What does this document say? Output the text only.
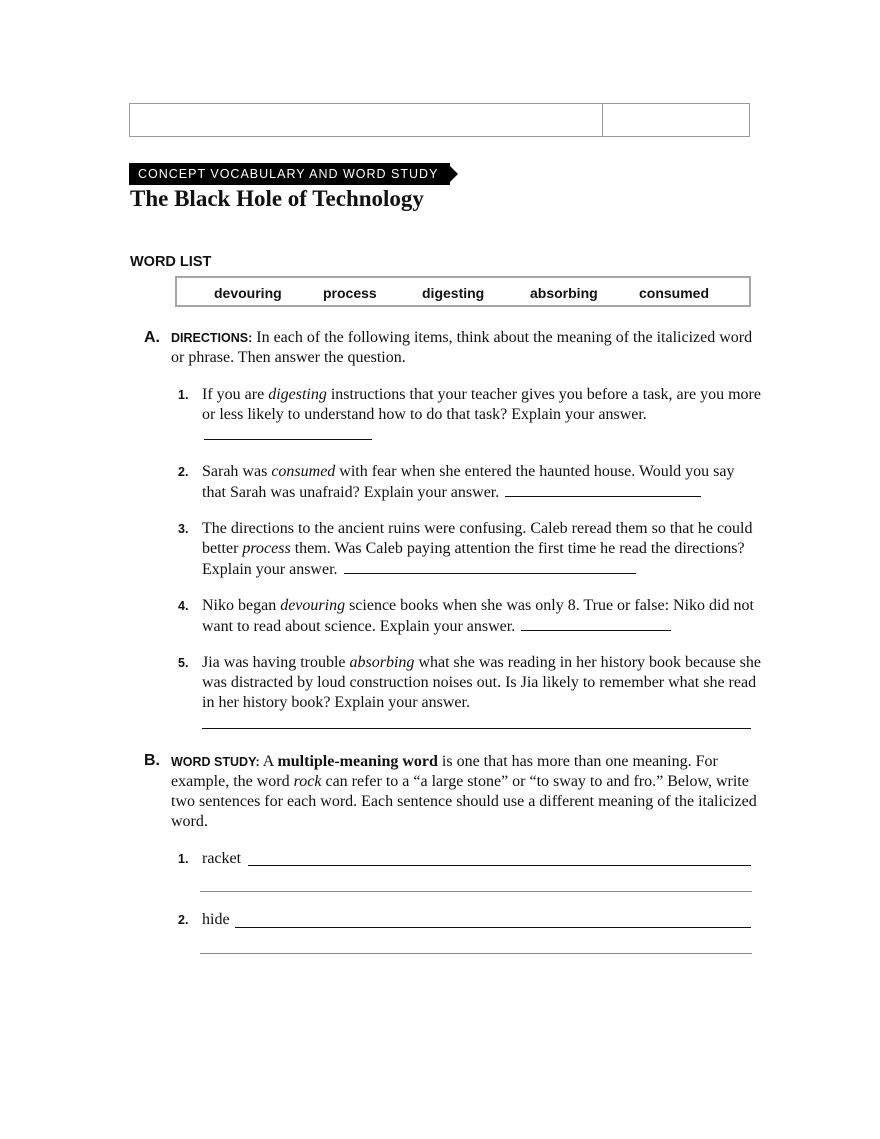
CONCEPT VOCABULARY AND WORD STUDY
The Black Hole of Technology
WORD LIST
devouring	process	digesting	absorbing	consumed
A. DIRECTIONS: In each of the following items, think about the meaning of the italicized word or phrase. Then answer the question.
1. If you are digesting instructions that your teacher gives you before a task, are you more or less likely to understand how to do that task? Explain your answer.
2. Sarah was consumed with fear when she entered the haunted house. Would you say that Sarah was unafraid? Explain your answer.
3. The directions to the ancient ruins were confusing. Caleb reread them so that he could better process them. Was Caleb paying attention the first time he read the directions? Explain your answer.
4. Niko began devouring science books when she was only 8. True or false: Niko did not want to read about science. Explain your answer.
5. Jia was having trouble absorbing what she was reading in her history book because she was distracted by loud construction noises out. Is Jia likely to remember what she read in her history book? Explain your answer.
B. WORD STUDY: A multiple-meaning word is one that has more than one meaning. For example, the word rock can refer to a “a large stone” or “to sway to and fro.” Below, write two sentences for each word. Each sentence should use a different meaning of the italicized word.
1. racket
2. hide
__________________________________________________
* EXERCISE TASK
Identify all lines in the records above with the word "meaning".

* WRITTEN REPLY
A. DIRECTIONS: In each of the following items, think about the meaning of the italicized word or phrase. Then answer the question.
B. WORD STUDY: A multiple-meaning word is one that has more than one meaning. For example, the word rock can refer to a “a large stone” or “to sway to and fro.” Below, write two sentences for each word. Each sentence should use a different meaning of the italicized word.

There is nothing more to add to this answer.